§ Extracted entries
/---

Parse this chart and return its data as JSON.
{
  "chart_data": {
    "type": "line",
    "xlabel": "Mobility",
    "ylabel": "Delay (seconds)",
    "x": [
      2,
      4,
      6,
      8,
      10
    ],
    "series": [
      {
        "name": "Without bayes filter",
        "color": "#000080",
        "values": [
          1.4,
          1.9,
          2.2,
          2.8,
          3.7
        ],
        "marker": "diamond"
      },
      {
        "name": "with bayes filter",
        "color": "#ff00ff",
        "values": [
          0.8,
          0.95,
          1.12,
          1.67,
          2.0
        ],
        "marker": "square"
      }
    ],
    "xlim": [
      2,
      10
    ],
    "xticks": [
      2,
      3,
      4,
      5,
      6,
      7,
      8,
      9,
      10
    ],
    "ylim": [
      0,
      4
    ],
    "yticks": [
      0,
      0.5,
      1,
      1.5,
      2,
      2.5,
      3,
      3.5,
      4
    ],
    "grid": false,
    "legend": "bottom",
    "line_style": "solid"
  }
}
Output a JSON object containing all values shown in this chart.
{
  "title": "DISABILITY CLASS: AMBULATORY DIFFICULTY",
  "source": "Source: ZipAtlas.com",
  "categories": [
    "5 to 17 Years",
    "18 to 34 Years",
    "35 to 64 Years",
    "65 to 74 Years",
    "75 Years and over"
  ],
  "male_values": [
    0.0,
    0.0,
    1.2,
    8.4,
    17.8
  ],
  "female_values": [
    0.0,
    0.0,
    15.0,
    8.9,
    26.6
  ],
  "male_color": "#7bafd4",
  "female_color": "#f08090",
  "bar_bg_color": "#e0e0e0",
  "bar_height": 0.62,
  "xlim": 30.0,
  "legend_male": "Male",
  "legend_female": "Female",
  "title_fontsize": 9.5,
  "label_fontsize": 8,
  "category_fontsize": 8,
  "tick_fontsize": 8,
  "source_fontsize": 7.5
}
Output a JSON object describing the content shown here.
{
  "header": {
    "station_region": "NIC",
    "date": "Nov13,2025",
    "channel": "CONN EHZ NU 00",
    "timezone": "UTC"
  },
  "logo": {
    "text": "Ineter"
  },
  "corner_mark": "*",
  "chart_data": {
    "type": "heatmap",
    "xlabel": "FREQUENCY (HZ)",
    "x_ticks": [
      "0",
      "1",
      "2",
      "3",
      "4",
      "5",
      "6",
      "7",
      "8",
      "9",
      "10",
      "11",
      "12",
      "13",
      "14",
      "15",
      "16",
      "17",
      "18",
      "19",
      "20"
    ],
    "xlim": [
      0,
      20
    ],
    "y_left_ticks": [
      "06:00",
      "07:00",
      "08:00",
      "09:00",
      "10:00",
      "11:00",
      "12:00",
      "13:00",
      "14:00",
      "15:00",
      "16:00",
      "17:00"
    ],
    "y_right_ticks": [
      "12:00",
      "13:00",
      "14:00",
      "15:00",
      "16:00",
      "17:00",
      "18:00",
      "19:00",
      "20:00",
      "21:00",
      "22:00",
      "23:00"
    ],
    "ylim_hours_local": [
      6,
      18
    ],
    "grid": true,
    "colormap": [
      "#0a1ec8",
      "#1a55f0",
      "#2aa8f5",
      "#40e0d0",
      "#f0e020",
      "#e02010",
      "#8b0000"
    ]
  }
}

\---

§ What is being asked
In the material above, find each line that contains the word "xlabel", and select it.

§ Solution to this problem
    "xlabel": "Mobility",
    "xlabel": "FREQUENCY (HZ)",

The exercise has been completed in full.